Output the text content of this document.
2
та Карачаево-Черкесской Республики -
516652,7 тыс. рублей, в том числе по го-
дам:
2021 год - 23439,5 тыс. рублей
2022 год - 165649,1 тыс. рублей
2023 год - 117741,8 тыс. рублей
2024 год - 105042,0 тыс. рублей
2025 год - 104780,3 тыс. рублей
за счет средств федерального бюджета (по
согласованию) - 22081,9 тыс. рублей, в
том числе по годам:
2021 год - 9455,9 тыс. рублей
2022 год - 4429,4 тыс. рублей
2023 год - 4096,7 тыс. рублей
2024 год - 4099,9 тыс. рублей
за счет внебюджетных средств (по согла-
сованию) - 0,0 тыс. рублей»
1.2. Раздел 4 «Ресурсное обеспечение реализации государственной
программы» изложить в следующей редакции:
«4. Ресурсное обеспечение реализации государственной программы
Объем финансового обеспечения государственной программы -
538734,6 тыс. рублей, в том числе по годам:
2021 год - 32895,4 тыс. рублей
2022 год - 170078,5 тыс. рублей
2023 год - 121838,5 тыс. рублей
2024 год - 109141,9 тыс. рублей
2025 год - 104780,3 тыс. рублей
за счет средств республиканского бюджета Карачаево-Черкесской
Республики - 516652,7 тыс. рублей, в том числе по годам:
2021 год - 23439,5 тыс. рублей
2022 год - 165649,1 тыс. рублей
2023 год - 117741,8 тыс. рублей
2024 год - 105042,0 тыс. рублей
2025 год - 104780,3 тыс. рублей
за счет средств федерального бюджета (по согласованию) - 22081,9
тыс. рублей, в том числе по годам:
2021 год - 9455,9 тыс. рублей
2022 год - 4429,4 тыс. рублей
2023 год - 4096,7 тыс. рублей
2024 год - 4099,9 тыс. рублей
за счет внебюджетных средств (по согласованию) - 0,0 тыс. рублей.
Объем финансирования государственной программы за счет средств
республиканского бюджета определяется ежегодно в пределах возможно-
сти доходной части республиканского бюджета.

* * * * * * *

» Short task
Report every line in the data above in which the word "республиканского" appears.

» Solution
за счет средств республиканского бюджета Карачаево-Черкесской
республиканского бюджета определяется ежегодно в пределах возможно-
сти доходной части республиканского бюджета.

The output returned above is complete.